**Problem description:** Please count the lines in the listing below where the word "this" appears. Give the number only.

**Records for the task:**
>> BEGIN

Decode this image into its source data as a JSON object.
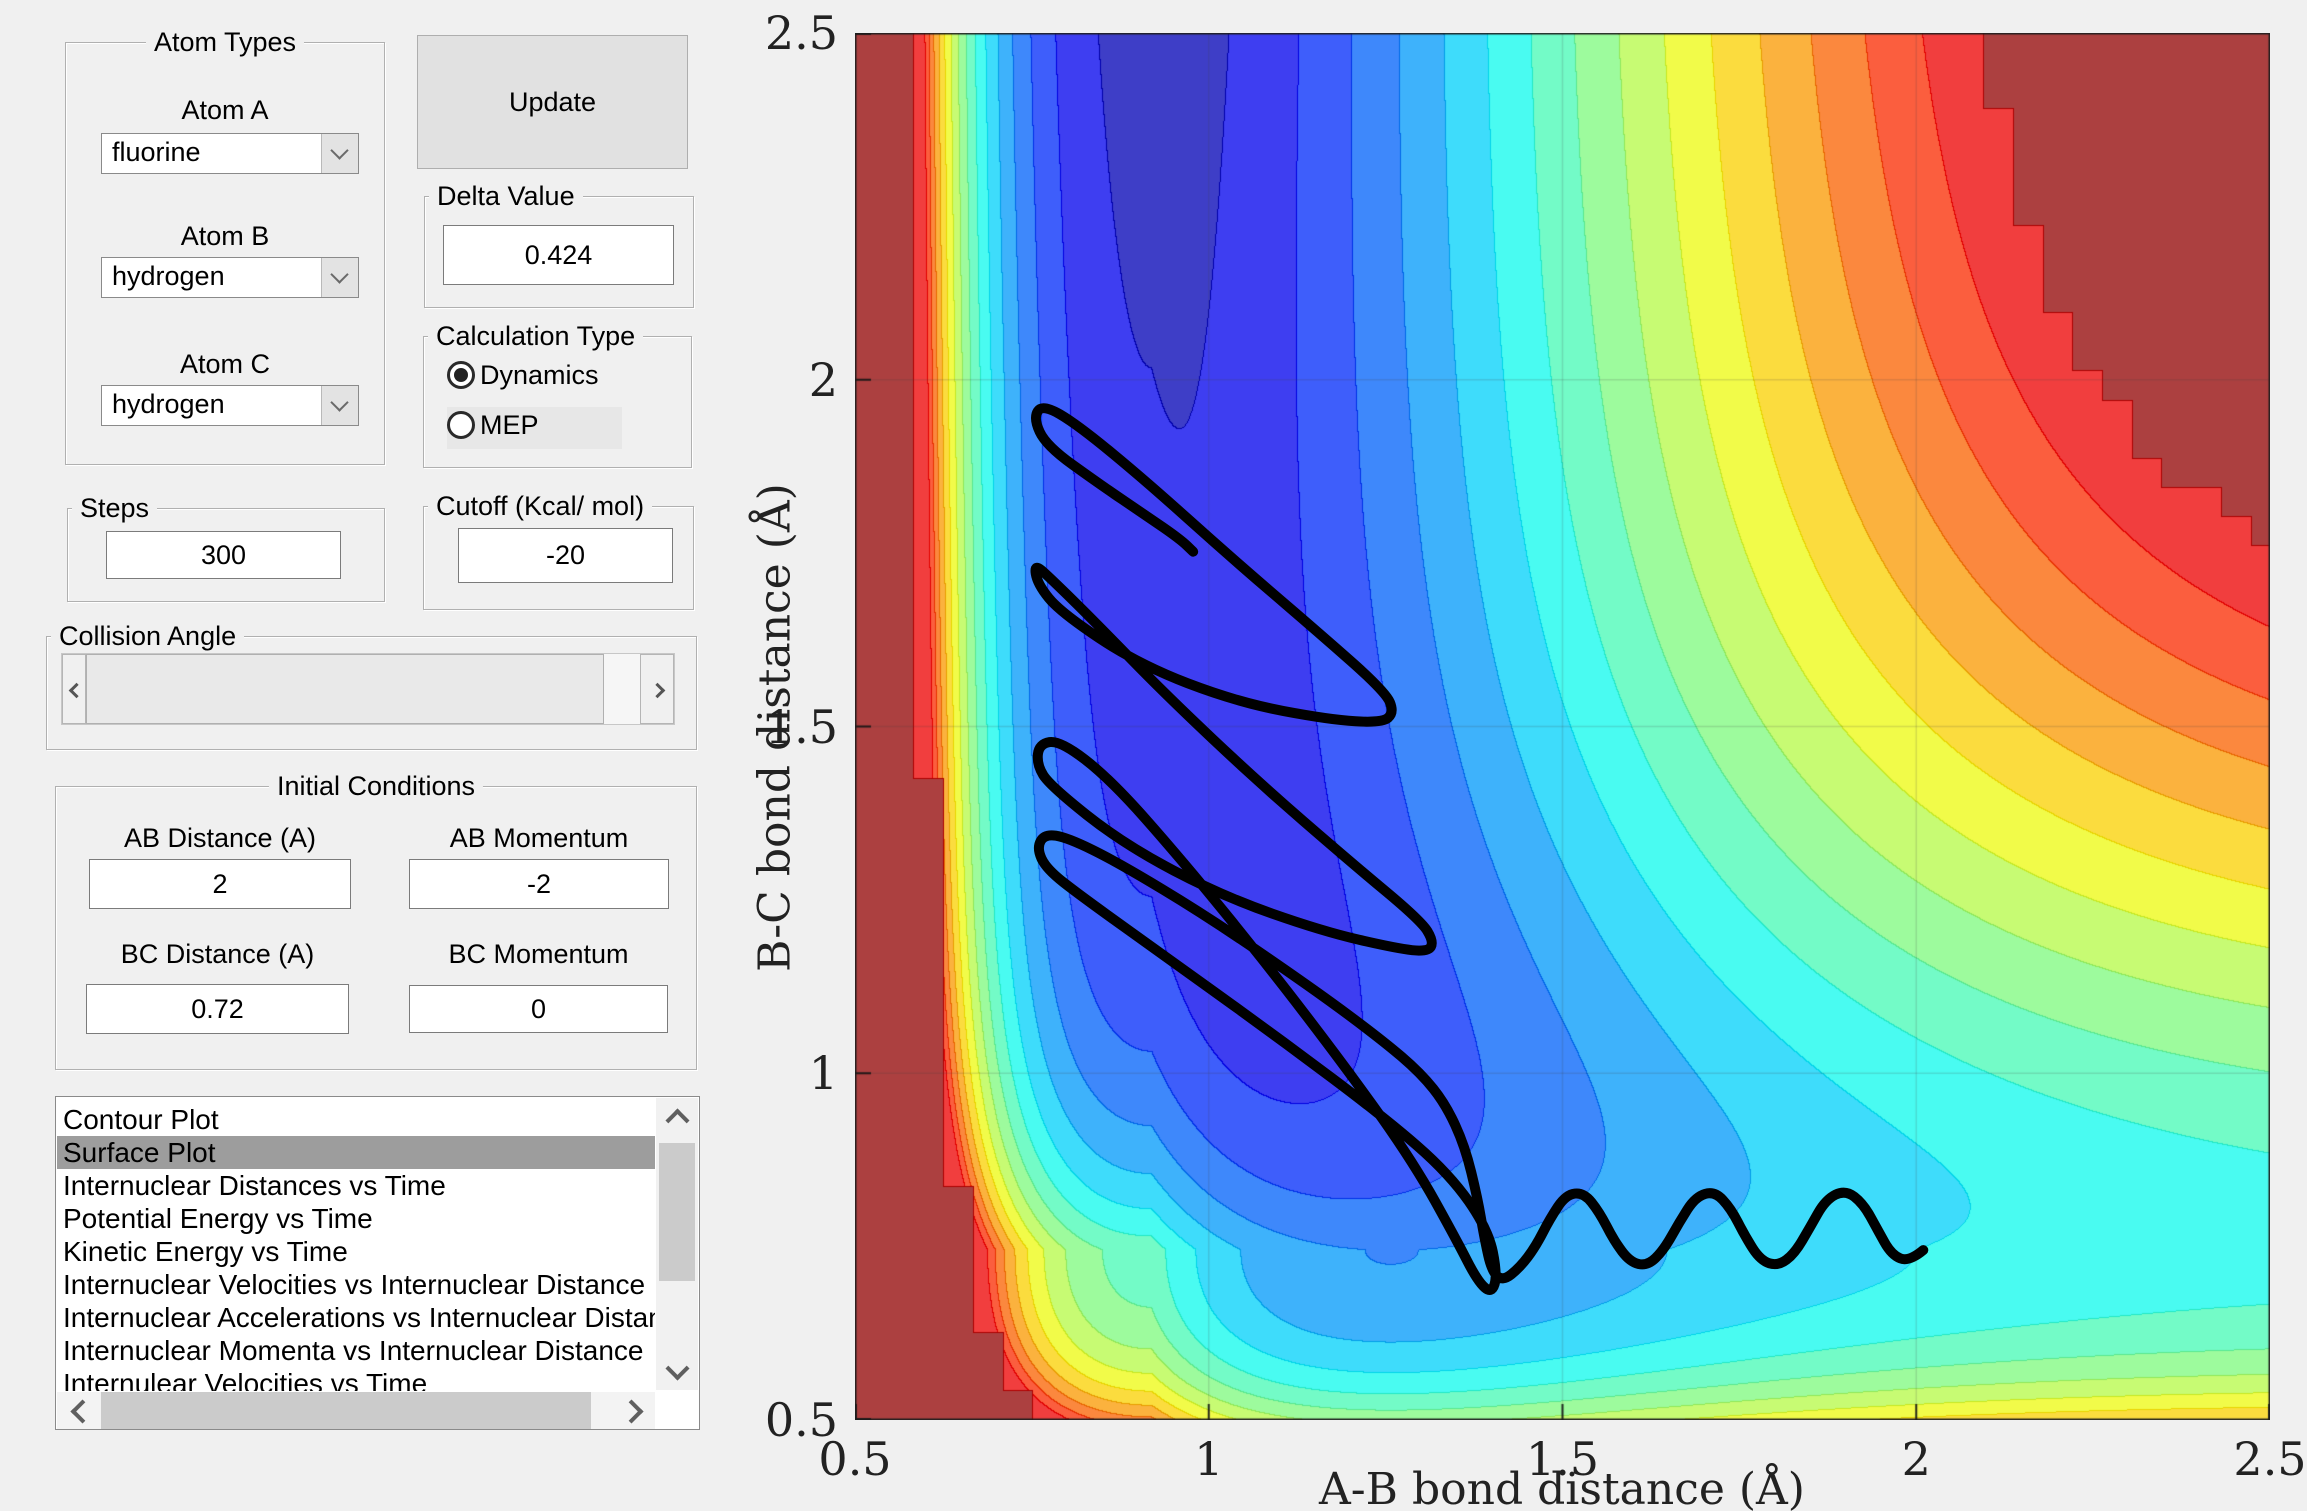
{
  "window": {
    "bg": "#f0f0f0"
  },
  "panels": {
    "atom_types": {
      "title": "Atom Types",
      "fields": [
        {
          "label": "Atom A",
          "value": "fluorine"
        },
        {
          "label": "Atom B",
          "value": "hydrogen"
        },
        {
          "label": "Atom C",
          "value": "hydrogen"
        }
      ]
    },
    "update_button": {
      "label": "Update"
    },
    "delta": {
      "title": "Delta Value",
      "value": "0.424"
    },
    "calc_type": {
      "title": "Calculation Type",
      "options": [
        {
          "label": "Dynamics",
          "selected": true
        },
        {
          "label": "MEP",
          "selected": false
        }
      ]
    },
    "steps": {
      "title": "Steps",
      "value": "300"
    },
    "cutoff": {
      "title": "Cutoff (Kcal/ mol)",
      "value": "-20"
    },
    "collision_angle": {
      "title": "Collision Angle"
    },
    "initial_conditions": {
      "title": "Initial Conditions",
      "fields": [
        {
          "label": "AB Distance (A)",
          "value": "2"
        },
        {
          "label": "AB Momentum",
          "value": "-2"
        },
        {
          "label": "BC Distance (A)",
          "value": "0.72"
        },
        {
          "label": "BC Momentum",
          "value": "0"
        }
      ]
    },
    "plot_list": {
      "items": [
        "Contour Plot",
        "Surface Plot",
        "Internuclear Distances vs Time",
        "Potential Energy vs Time",
        "Kinetic Energy vs Time",
        "Internuclear Velocities vs Internuclear Distance",
        "Internuclear Accelerations vs Internuclear Distance",
        "Internuclear Momenta vs Internuclear Distance",
        "Internulear Velocities vs Time"
      ],
      "selected_index": 1
    }
  },
  "chart_data": {
    "type": "filled-contour",
    "title": "",
    "xlabel": "A-B bond distance (Å)",
    "ylabel": "B-C bond distance (Å)",
    "xlim": [
      0.5,
      2.5
    ],
    "ylim": [
      0.5,
      2.5
    ],
    "xticks": [
      0.5,
      1,
      1.5,
      2,
      2.5
    ],
    "yticks": [
      0.5,
      1,
      1.5,
      2,
      2.5
    ],
    "xtick_labels": [
      "0.5",
      "1",
      "1.5",
      "2",
      "2.5"
    ],
    "ytick_labels": [
      "0.5",
      "1",
      "1.5",
      "2",
      "2.5"
    ],
    "grid": true,
    "colormap": "jet",
    "n_bands": 16,
    "cap_color_rgb": [
      172,
      64,
      64
    ],
    "band_alpha": 0.74,
    "surface_model": {
      "comment": "LEPS-like potential: V = U(x;D1,r1,a1)+U(y;D2,r2,a2)+C*exp(-b*max(x-r1,0))*exp(-b*max(y-r2,0)); bands uniform in -sqrt(-V)",
      "D1": 62,
      "r1": 0.92,
      "a1": 1.9,
      "D2": 38,
      "r2": 0.745,
      "a2": 2.0,
      "C": 65,
      "b": 1.5,
      "quantize_step": 0.042,
      "cap_vt": -3.74
    },
    "trajectory": {
      "color": "#000000",
      "width": 10,
      "points": [
        [
          2.01,
          0.745
        ],
        [
          1.99,
          0.728
        ],
        [
          1.965,
          0.738
        ],
        [
          1.945,
          0.775
        ],
        [
          1.925,
          0.812
        ],
        [
          1.9,
          0.832
        ],
        [
          1.872,
          0.818
        ],
        [
          1.85,
          0.778
        ],
        [
          1.828,
          0.74
        ],
        [
          1.805,
          0.722
        ],
        [
          1.78,
          0.73
        ],
        [
          1.758,
          0.765
        ],
        [
          1.738,
          0.805
        ],
        [
          1.715,
          0.83
        ],
        [
          1.688,
          0.822
        ],
        [
          1.665,
          0.785
        ],
        [
          1.643,
          0.745
        ],
        [
          1.62,
          0.722
        ],
        [
          1.595,
          0.728
        ],
        [
          1.572,
          0.76
        ],
        [
          1.552,
          0.8
        ],
        [
          1.53,
          0.828
        ],
        [
          1.505,
          0.825
        ],
        [
          1.482,
          0.79
        ],
        [
          1.462,
          0.75
        ],
        [
          1.44,
          0.72
        ],
        [
          1.415,
          0.7
        ],
        [
          1.4,
          0.715
        ],
        [
          1.39,
          0.76
        ],
        [
          1.38,
          0.82
        ],
        [
          1.362,
          0.895
        ],
        [
          1.335,
          0.955
        ],
        [
          1.3,
          1.0
        ],
        [
          1.245,
          1.048
        ],
        [
          1.15,
          1.12
        ],
        [
          1.0,
          1.225
        ],
        [
          0.87,
          1.305
        ],
        [
          0.8,
          1.34
        ],
        [
          0.768,
          1.345
        ],
        [
          0.757,
          1.325
        ],
        [
          0.77,
          1.295
        ],
        [
          0.82,
          1.255
        ],
        [
          0.95,
          1.16
        ],
        [
          1.1,
          1.05
        ],
        [
          1.25,
          0.935
        ],
        [
          1.34,
          0.855
        ],
        [
          1.395,
          0.775
        ],
        [
          1.408,
          0.71
        ],
        [
          1.4,
          0.682
        ],
        [
          1.38,
          0.7
        ],
        [
          1.35,
          0.76
        ],
        [
          1.29,
          0.87
        ],
        [
          1.2,
          1.0
        ],
        [
          1.08,
          1.16
        ],
        [
          0.96,
          1.31
        ],
        [
          0.86,
          1.425
        ],
        [
          0.79,
          1.48
        ],
        [
          0.76,
          1.475
        ],
        [
          0.757,
          1.445
        ],
        [
          0.775,
          1.415
        ],
        [
          0.88,
          1.33
        ],
        [
          1.02,
          1.255
        ],
        [
          1.16,
          1.205
        ],
        [
          1.265,
          1.18
        ],
        [
          1.31,
          1.175
        ],
        [
          1.318,
          1.19
        ],
        [
          1.3,
          1.22
        ],
        [
          1.2,
          1.305
        ],
        [
          1.07,
          1.42
        ],
        [
          0.94,
          1.545
        ],
        [
          0.84,
          1.65
        ],
        [
          0.775,
          1.715
        ],
        [
          0.753,
          1.735
        ],
        [
          0.758,
          1.705
        ],
        [
          0.79,
          1.665
        ],
        [
          0.9,
          1.59
        ],
        [
          1.04,
          1.535
        ],
        [
          1.17,
          1.51
        ],
        [
          1.245,
          1.505
        ],
        [
          1.262,
          1.52
        ],
        [
          1.25,
          1.55
        ],
        [
          1.15,
          1.64
        ],
        [
          1.03,
          1.745
        ],
        [
          0.91,
          1.855
        ],
        [
          0.815,
          1.935
        ],
        [
          0.765,
          1.965
        ],
        [
          0.752,
          1.945
        ],
        [
          0.77,
          1.905
        ],
        [
          0.845,
          1.85
        ],
        [
          0.91,
          1.805
        ],
        [
          0.96,
          1.77
        ],
        [
          0.978,
          1.752
        ]
      ]
    }
  }
}
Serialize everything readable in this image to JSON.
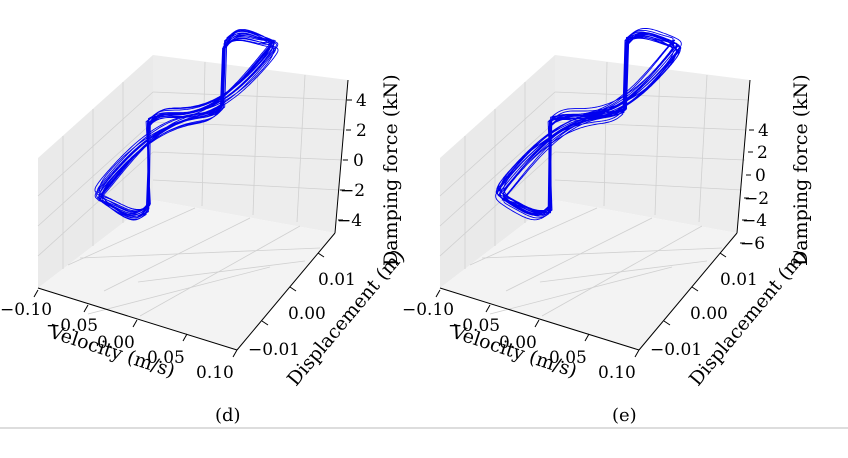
{
  "chart_data": [
    {
      "type": "line3d",
      "caption": "(d)",
      "xlabel": "Velocity (m/s)",
      "ylabel": "Displacement (m)",
      "zlabel": "Damping force (kN)",
      "x_ticks": [
        "−0.10",
        "−0.05",
        "0.00",
        "0.05",
        "0.10"
      ],
      "y_ticks": [
        "−0.01",
        "0.00",
        "0.01"
      ],
      "z_ticks": [
        "−4",
        "−2",
        "0",
        "2",
        "4"
      ],
      "xlim": [
        -0.12,
        0.12
      ],
      "ylim": [
        -0.016,
        0.016
      ],
      "zlim": [
        -5.5,
        5.5
      ],
      "series": [
        {
          "color": "#0000ee",
          "cycles": 14,
          "velocity_amplitude": 0.1,
          "displacement_amplitude": 0.013,
          "force_peak": 5.0,
          "force_plateau": 3.0,
          "force_at_zero_velocity": 2.0
        }
      ]
    },
    {
      "type": "line3d",
      "caption": "(e)",
      "xlabel": "Velocity (m/s)",
      "ylabel": "Displacement (m)",
      "zlabel": "Damping force (kN)",
      "x_ticks": [
        "−0.10",
        "−0.05",
        "0.00",
        "0.05",
        "0.10"
      ],
      "y_ticks": [
        "−0.01",
        "0.00",
        "0.01"
      ],
      "z_ticks": [
        "−6",
        "−4",
        "−2",
        "0",
        "2",
        "4"
      ],
      "xlim": [
        -0.12,
        0.12
      ],
      "ylim": [
        -0.016,
        0.016
      ],
      "zlim": [
        -6.5,
        6.5
      ],
      "series": [
        {
          "color": "#0000ee",
          "cycles": 16,
          "velocity_amplitude": 0.1,
          "displacement_amplitude": 0.013,
          "force_peak": 6.0,
          "force_plateau": 3.5,
          "force_at_zero_velocity": 2.5
        }
      ]
    }
  ]
}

>> END

**Full solution:** 2